Information given:
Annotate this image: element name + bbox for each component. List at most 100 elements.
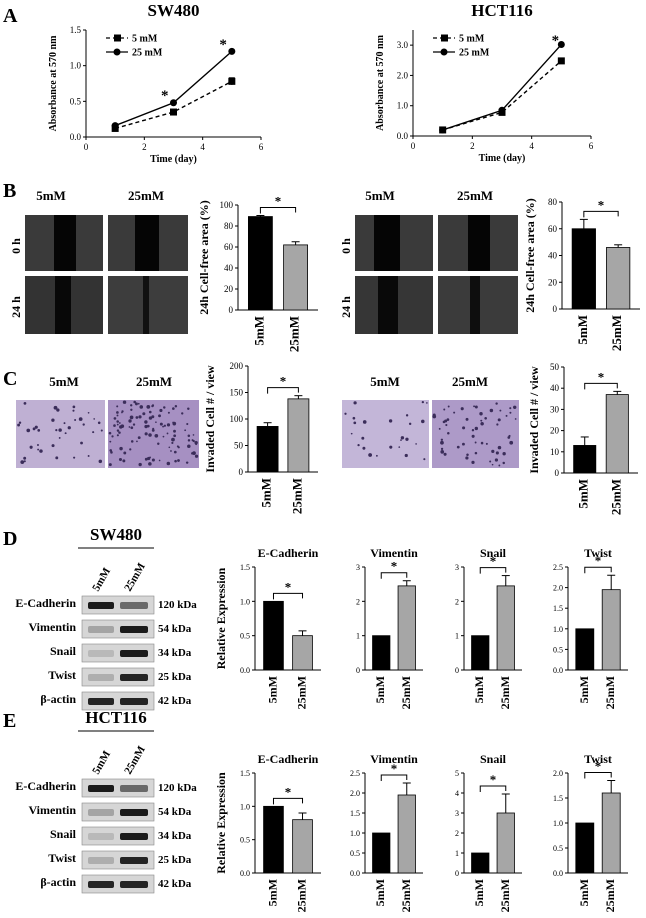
y-tick-label: 1.0 — [350, 829, 360, 838]
y-tick-label: 100 — [230, 414, 244, 424]
y-tick-label: 50 — [550, 362, 560, 372]
y-tick-label: 2.0 — [553, 584, 563, 593]
protein-label: β-actin — [40, 875, 76, 889]
stained-cell — [480, 419, 483, 422]
x-axis-label: Time (day) — [150, 154, 197, 165]
y-tick-label: 3 — [356, 563, 360, 572]
stained-cell — [491, 463, 494, 466]
category-label: 5mM — [575, 315, 590, 345]
blot-band — [88, 698, 114, 705]
bar — [256, 426, 279, 473]
image-col-label: 25mM — [128, 188, 164, 203]
stained-cell — [181, 412, 184, 415]
stained-cell — [151, 404, 154, 408]
stained-cell — [485, 442, 488, 445]
stained-cell — [480, 441, 484, 445]
series-line — [442, 60, 562, 131]
legend-marker — [440, 48, 448, 56]
significance-marker: * — [391, 559, 398, 574]
stained-cell — [496, 423, 499, 426]
stained-cell — [37, 429, 41, 432]
bar-chart-cell-free-sw480: 0 20 40 60 80 100 24h Cell-free area (%) 5mM 25m… — [197, 194, 318, 352]
stained-cell — [139, 405, 144, 409]
stained-cell — [58, 436, 61, 439]
blot-band — [88, 626, 114, 633]
stained-cell — [444, 419, 448, 423]
y-tick-label: 60 — [548, 224, 558, 234]
blot-strip — [81, 643, 155, 663]
stained-cell — [497, 418, 501, 422]
significance-bracket — [584, 566, 612, 574]
bar — [263, 600, 284, 671]
stained-cell — [148, 416, 153, 420]
legend-marker — [114, 34, 121, 42]
y-tick-label: 0 — [356, 666, 360, 675]
stained-cell — [108, 431, 112, 435]
blot-strip — [81, 802, 155, 822]
stained-cell — [163, 406, 166, 409]
category-label: 25mM — [498, 879, 512, 912]
protein-label: Twist — [48, 668, 76, 682]
stained-cell — [58, 428, 62, 432]
image-col-label: 25mM — [457, 188, 493, 203]
stained-cell — [29, 445, 33, 449]
blot-band — [88, 881, 114, 888]
y-tick-label: 20 — [224, 284, 234, 294]
significance-bracket — [267, 387, 299, 394]
y-tick-label: 1.0 — [70, 61, 82, 71]
stained-cell — [92, 431, 95, 434]
scratch-gap — [135, 215, 159, 271]
stained-cell — [87, 455, 90, 457]
expression-chart: E-Cadherin 0.0 0.5 1.0 1.5 Relative Expressio… — [214, 752, 321, 912]
image-row-label: 0 h — [339, 238, 353, 254]
stained-cell — [144, 424, 148, 429]
stained-cell — [502, 452, 506, 456]
y-tick-label: 1.0 — [553, 625, 563, 634]
blot-band — [88, 785, 114, 792]
significance-bracket — [583, 210, 619, 218]
stained-cell — [130, 408, 133, 411]
stained-cell — [130, 426, 134, 430]
invasion-image — [432, 400, 519, 468]
category-label: 5mM — [577, 676, 591, 703]
invasion-images-sw480: 5mM 25mM — [16, 374, 199, 468]
stained-cell — [72, 409, 75, 412]
y-tick-label: 40 — [550, 383, 560, 393]
molecular-weight: 54 kDa — [158, 806, 192, 818]
blot-strip — [81, 691, 155, 711]
stained-cell — [353, 401, 357, 405]
stained-cell — [73, 456, 76, 459]
invasion-images-hct116: 5mM 25mM — [342, 374, 519, 468]
molecular-weight: 120 kDa — [158, 599, 197, 611]
stained-cell — [128, 426, 131, 428]
bar — [573, 445, 597, 474]
y-tick-label: 200 — [230, 361, 244, 371]
y-tick-label: 10 — [550, 447, 560, 457]
blot-band — [120, 650, 148, 657]
stained-cell — [362, 446, 366, 450]
expression-chart: Snail 0 1 2 3 4 5 5mM 25mM * — [455, 752, 522, 912]
y-tick-label: 0.0 — [350, 869, 360, 878]
scratch-gap — [143, 276, 149, 334]
y-tick-label: 50 — [234, 441, 244, 451]
y-tick-label: 0 — [239, 467, 244, 477]
bar — [606, 247, 631, 310]
stained-cell — [151, 428, 155, 432]
x-tick-label: 6 — [259, 142, 264, 152]
stained-cell — [172, 407, 175, 410]
stained-cell — [116, 411, 119, 414]
stained-cell — [471, 428, 475, 432]
stained-cell — [128, 420, 132, 423]
bar — [263, 805, 284, 874]
stained-cell — [474, 441, 477, 444]
stained-cell — [148, 462, 152, 466]
stained-cell — [408, 422, 412, 426]
x-tick-label: 4 — [529, 141, 534, 151]
y-tick-label: 0.5 — [553, 844, 563, 853]
stained-cell — [116, 429, 120, 432]
stained-cell — [432, 414, 437, 419]
stained-cell — [82, 423, 85, 426]
stained-cell — [350, 432, 353, 435]
stained-cell — [368, 453, 372, 457]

Exercise details:
What you return should be the entries from above, unchanged and without their images.

Result for this task:
Annotate this image: element name + bbox for each component. List at most 100 elements.
y-tick-label: 1.0 — [350, 829, 360, 838]
y-tick-label: 100 — [230, 414, 244, 424]
y-tick-label: 50 — [550, 362, 560, 372]
y-tick-label: 2.0 — [553, 584, 563, 593]
protein-label: β-actin — [40, 875, 76, 889]
stained-cell — [480, 419, 483, 422]
x-axis-label: Time (day) — [150, 154, 197, 165]
y-tick-label: 3 — [356, 563, 360, 572]
stained-cell — [491, 463, 494, 466]
category-label: 5mM — [575, 315, 590, 345]
blot-band — [88, 698, 114, 705]
bar — [256, 426, 279, 473]
image-col-label: 25mM — [128, 188, 164, 203]
stained-cell — [181, 412, 184, 415]
stained-cell — [151, 404, 154, 408]
stained-cell — [485, 442, 488, 445]
stained-cell — [480, 441, 484, 445]
series-line — [442, 60, 562, 131]
legend-marker — [440, 48, 448, 56]
significance-marker: * — [391, 559, 398, 574]
stained-cell — [496, 423, 499, 426]
stained-cell — [37, 429, 41, 432]
bar-chart-cell-free-sw480: 0 20 40 60 80 100 24h Cell-free area (%) 5mM 25m… — [197, 194, 318, 352]
stained-cell — [139, 405, 144, 409]
stained-cell — [58, 436, 61, 439]
blot-band — [88, 626, 114, 633]
stained-cell — [444, 419, 448, 423]
y-tick-label: 60 — [548, 224, 558, 234]
blot-strip — [81, 643, 155, 663]
stained-cell — [497, 418, 501, 422]
significance-bracket — [584, 566, 612, 574]
bar — [263, 600, 284, 671]
stained-cell — [148, 416, 153, 420]
legend-marker — [114, 34, 121, 42]
y-tick-label: 0 — [356, 666, 360, 675]
stained-cell — [108, 431, 112, 435]
blot-strip — [81, 802, 155, 822]
stained-cell — [163, 406, 166, 409]
category-label: 25mM — [498, 879, 512, 912]
protein-label: Twist — [48, 668, 76, 682]
stained-cell — [58, 428, 62, 432]
image-col-label: 25mM — [457, 188, 493, 203]
stained-cell — [29, 445, 33, 449]
blot-band — [88, 881, 114, 888]
y-tick-label: 20 — [224, 284, 234, 294]
significance-bracket — [267, 387, 299, 394]
y-tick-label: 1.0 — [70, 61, 82, 71]
stained-cell — [92, 431, 95, 434]
scratch-gap — [135, 215, 159, 271]
stained-cell — [87, 455, 90, 457]
expression-chart: E-Cadherin 0.0 0.5 1.0 1.5 Relative Expressio… — [214, 752, 321, 912]
image-row-label: 0 h — [339, 238, 353, 254]
stained-cell — [144, 424, 148, 429]
stained-cell — [502, 452, 506, 456]
y-tick-label: 1.0 — [553, 625, 563, 634]
blot-band — [88, 785, 114, 792]
significance-bracket — [583, 210, 619, 218]
stained-cell — [130, 408, 133, 411]
stained-cell — [130, 426, 134, 430]
invasion-image — [432, 400, 519, 468]
category-label: 5mM — [577, 676, 591, 703]
invasion-images-sw480: 5mM 25mM — [16, 374, 199, 468]
stained-cell — [72, 409, 75, 412]
y-tick-label: 40 — [550, 383, 560, 393]
molecular-weight: 54 kDa — [158, 806, 192, 818]
blot-strip — [81, 691, 155, 711]
stained-cell — [353, 401, 357, 405]
stained-cell — [73, 456, 76, 459]
invasion-images-hct116: 5mM 25mM — [342, 374, 519, 468]
molecular-weight: 120 kDa — [158, 599, 197, 611]
stained-cell — [128, 426, 131, 428]
bar — [573, 445, 597, 474]
y-tick-label: 200 — [230, 361, 244, 371]
y-tick-label: 10 — [550, 447, 560, 457]
blot-band — [120, 650, 148, 657]
stained-cell — [362, 446, 366, 450]
expression-chart: Snail 0 1 2 3 4 5 5mM 25mM * — [455, 752, 522, 912]
y-tick-label: 0.0 — [350, 869, 360, 878]
scratch-gap — [143, 276, 149, 334]
y-tick-label: 50 — [234, 441, 244, 451]
y-tick-label: 0 — [239, 467, 244, 477]
bar — [606, 247, 631, 310]
stained-cell — [151, 428, 155, 432]
x-tick-label: 6 — [259, 142, 264, 152]
stained-cell — [172, 407, 175, 410]
stained-cell — [116, 411, 119, 414]
stained-cell — [471, 428, 475, 432]
stained-cell — [128, 420, 132, 423]
bar — [263, 805, 284, 874]
stained-cell — [474, 441, 477, 444]
stained-cell — [148, 462, 152, 466]
stained-cell — [408, 422, 412, 426]
x-tick-label: 4 — [529, 141, 534, 151]
y-tick-label: 0.5 — [553, 844, 563, 853]
stained-cell — [116, 429, 120, 432]
stained-cell — [432, 414, 437, 419]
stained-cell — [82, 423, 85, 426]
stained-cell — [350, 432, 353, 435]
stained-cell — [368, 453, 372, 457]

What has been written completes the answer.